◆ **Short problem**
Count every line that includes the string "ylabel" in the entries that follow. Nothing besides the number is needed.

[Figure record listings]

◆ ◆ ◆

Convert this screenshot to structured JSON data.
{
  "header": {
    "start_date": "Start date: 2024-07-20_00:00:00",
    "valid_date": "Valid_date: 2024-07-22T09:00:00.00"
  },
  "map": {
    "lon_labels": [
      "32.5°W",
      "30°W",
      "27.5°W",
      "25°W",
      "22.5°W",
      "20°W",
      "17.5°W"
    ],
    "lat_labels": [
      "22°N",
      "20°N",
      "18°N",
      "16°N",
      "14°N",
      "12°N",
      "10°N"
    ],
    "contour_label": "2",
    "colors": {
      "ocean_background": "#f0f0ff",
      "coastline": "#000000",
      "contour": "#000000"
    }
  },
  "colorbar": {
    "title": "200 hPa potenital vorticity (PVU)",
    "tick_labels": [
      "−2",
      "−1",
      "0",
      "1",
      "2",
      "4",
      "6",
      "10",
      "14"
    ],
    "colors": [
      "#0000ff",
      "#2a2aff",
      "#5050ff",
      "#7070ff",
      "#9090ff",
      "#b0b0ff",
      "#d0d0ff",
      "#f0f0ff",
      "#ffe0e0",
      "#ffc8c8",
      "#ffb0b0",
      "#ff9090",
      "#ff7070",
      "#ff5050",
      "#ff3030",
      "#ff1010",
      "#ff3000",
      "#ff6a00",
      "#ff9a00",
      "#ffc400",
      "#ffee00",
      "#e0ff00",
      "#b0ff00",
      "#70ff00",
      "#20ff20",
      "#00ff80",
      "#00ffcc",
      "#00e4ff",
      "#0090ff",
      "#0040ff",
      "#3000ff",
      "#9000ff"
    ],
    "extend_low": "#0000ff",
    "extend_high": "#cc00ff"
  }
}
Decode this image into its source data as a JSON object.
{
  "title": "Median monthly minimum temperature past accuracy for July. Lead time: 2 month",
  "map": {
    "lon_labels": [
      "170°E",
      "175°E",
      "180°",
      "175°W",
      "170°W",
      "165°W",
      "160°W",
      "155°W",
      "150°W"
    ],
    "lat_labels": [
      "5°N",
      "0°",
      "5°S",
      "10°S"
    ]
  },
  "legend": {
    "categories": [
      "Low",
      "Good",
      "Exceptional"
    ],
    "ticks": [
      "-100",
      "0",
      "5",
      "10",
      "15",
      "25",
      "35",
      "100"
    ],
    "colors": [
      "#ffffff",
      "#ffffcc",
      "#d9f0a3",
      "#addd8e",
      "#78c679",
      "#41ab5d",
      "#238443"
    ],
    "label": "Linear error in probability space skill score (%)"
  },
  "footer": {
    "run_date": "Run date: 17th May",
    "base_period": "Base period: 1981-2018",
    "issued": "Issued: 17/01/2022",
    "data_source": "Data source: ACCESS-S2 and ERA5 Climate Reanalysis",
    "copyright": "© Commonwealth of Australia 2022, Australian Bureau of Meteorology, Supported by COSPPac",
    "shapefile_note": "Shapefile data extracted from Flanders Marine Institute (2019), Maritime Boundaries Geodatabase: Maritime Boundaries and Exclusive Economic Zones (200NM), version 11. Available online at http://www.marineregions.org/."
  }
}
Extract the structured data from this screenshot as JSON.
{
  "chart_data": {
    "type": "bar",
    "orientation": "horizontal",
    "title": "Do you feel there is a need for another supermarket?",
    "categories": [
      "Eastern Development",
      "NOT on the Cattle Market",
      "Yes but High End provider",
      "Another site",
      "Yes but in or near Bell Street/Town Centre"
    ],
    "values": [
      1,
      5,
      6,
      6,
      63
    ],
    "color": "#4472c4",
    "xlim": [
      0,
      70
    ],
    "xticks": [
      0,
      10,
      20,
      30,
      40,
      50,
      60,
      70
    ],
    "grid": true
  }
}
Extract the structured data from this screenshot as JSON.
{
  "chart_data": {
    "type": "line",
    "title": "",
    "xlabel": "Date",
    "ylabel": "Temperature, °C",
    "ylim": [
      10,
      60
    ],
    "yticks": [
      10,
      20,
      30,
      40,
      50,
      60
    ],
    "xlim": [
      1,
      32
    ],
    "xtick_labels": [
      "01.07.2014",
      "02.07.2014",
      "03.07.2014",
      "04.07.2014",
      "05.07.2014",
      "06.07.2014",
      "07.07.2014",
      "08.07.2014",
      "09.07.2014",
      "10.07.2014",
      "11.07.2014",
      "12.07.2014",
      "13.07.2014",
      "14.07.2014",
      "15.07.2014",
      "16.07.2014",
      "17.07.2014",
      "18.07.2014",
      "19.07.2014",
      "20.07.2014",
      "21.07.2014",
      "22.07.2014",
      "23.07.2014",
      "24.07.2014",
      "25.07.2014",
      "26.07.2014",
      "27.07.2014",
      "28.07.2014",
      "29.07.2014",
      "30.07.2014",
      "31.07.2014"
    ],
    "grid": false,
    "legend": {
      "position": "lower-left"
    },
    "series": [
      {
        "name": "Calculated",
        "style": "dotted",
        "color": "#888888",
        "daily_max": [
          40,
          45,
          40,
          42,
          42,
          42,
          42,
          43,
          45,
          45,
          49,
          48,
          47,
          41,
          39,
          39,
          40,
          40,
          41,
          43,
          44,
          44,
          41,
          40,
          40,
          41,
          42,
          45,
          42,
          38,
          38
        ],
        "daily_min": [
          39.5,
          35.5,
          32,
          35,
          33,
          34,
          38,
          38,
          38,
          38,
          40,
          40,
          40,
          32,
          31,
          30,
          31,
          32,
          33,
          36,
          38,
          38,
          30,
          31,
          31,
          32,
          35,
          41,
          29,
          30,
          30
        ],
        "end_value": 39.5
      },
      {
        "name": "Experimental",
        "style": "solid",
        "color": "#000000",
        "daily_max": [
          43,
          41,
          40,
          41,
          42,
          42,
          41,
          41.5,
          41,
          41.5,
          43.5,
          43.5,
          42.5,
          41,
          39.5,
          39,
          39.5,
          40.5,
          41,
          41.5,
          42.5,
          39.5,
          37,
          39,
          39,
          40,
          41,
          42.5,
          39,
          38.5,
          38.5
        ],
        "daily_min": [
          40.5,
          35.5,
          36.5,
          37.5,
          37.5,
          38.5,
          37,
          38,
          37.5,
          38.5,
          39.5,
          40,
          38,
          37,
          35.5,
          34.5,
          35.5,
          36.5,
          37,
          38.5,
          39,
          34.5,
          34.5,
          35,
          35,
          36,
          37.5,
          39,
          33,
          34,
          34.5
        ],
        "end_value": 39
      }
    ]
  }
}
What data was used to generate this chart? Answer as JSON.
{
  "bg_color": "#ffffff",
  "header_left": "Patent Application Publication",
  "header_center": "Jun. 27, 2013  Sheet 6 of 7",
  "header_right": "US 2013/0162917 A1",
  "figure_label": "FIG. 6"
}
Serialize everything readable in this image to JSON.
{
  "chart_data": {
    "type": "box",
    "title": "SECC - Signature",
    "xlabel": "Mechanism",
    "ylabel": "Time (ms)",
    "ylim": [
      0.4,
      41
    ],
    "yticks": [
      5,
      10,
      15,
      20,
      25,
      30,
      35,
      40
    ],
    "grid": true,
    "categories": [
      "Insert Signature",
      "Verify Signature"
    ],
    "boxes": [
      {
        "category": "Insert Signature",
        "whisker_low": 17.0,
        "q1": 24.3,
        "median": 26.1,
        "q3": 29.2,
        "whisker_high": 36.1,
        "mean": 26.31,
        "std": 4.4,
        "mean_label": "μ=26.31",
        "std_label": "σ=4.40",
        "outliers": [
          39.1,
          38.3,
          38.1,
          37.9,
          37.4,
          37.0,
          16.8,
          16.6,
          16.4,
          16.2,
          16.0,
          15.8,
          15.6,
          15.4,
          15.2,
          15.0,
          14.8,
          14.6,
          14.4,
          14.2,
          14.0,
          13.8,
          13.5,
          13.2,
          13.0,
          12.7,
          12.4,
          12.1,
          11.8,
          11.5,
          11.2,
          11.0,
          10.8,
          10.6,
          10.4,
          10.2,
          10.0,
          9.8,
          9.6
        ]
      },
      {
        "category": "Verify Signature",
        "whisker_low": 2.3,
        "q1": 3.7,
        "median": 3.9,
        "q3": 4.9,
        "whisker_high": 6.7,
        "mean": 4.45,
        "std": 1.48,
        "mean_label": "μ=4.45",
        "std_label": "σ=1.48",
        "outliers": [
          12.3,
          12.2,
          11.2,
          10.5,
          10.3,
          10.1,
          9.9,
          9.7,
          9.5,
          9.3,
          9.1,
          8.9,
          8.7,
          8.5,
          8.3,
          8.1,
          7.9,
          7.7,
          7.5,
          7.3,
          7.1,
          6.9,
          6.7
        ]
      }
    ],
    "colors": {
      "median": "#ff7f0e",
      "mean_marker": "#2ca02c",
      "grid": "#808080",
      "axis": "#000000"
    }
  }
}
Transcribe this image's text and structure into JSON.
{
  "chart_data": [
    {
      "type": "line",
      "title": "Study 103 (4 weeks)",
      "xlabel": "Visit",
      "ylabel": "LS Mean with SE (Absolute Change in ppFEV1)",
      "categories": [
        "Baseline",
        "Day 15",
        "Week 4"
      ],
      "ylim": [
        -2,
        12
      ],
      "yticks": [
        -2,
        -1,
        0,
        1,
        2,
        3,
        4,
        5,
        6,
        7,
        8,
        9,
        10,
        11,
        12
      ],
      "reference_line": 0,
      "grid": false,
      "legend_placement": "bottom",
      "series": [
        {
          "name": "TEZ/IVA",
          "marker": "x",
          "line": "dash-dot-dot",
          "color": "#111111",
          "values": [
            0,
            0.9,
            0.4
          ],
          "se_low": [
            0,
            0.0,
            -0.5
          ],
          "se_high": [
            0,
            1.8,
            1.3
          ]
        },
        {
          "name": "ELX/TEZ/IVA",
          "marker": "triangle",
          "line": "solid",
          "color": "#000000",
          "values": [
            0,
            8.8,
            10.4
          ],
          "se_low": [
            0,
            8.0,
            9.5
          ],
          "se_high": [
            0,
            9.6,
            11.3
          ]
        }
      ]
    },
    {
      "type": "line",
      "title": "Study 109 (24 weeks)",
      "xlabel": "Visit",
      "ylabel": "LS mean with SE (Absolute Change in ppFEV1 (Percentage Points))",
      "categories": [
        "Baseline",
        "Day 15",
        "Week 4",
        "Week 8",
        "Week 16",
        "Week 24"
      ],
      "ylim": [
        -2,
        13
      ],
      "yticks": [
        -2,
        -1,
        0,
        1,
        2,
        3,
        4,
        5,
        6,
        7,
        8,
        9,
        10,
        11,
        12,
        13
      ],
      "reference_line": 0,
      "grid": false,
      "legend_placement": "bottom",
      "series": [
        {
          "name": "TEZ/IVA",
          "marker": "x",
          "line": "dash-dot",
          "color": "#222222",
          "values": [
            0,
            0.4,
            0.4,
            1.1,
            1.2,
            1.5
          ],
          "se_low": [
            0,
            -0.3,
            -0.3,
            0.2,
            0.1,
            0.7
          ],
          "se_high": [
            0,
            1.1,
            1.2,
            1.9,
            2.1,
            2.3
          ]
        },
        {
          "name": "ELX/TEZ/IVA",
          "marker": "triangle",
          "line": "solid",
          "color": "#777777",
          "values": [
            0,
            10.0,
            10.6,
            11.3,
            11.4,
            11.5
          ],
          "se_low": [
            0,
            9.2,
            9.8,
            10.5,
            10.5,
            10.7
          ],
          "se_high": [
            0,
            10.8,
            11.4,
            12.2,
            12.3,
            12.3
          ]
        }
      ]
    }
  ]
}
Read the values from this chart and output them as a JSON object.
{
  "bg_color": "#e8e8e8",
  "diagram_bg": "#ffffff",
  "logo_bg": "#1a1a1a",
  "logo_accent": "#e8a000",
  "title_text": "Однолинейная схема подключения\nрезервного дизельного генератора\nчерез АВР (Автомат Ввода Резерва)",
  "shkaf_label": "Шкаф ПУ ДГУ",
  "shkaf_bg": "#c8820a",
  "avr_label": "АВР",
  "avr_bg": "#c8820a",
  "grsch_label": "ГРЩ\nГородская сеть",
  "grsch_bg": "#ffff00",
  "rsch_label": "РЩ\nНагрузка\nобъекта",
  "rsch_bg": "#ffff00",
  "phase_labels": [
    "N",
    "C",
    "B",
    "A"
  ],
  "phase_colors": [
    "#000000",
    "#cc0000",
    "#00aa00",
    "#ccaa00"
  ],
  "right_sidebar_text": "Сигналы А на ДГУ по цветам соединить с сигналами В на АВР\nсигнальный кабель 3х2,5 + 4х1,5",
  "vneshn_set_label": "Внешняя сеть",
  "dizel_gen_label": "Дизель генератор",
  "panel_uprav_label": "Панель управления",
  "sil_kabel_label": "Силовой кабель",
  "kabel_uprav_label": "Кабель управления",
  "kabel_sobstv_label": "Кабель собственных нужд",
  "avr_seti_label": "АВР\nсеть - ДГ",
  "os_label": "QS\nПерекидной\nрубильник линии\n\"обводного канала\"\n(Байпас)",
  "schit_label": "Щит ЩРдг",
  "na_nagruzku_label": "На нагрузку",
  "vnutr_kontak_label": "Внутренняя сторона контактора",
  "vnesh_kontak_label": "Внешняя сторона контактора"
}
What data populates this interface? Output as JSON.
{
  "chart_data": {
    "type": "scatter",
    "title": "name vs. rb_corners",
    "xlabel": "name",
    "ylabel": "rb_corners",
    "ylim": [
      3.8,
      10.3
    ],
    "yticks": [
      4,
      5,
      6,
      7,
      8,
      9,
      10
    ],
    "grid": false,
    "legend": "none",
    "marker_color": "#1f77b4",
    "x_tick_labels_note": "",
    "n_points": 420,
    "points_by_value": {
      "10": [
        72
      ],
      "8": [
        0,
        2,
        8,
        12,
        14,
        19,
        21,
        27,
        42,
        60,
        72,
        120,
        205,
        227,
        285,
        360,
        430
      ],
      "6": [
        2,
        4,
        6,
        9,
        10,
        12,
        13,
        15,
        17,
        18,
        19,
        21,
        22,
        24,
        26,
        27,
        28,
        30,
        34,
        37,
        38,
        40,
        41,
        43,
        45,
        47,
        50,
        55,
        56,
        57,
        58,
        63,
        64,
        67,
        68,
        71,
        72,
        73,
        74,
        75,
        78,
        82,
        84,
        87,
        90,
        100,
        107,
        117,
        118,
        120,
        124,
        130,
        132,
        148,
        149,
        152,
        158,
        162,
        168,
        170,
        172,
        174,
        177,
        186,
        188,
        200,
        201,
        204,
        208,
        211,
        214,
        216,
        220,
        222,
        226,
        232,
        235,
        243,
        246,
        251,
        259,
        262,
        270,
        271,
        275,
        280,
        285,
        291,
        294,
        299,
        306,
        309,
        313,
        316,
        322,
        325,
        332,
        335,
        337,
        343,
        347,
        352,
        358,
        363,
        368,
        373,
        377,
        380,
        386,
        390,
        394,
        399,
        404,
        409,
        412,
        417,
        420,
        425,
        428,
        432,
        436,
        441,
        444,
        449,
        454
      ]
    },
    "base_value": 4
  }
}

◆ ◆ ◆

◆ **Answer in full**
5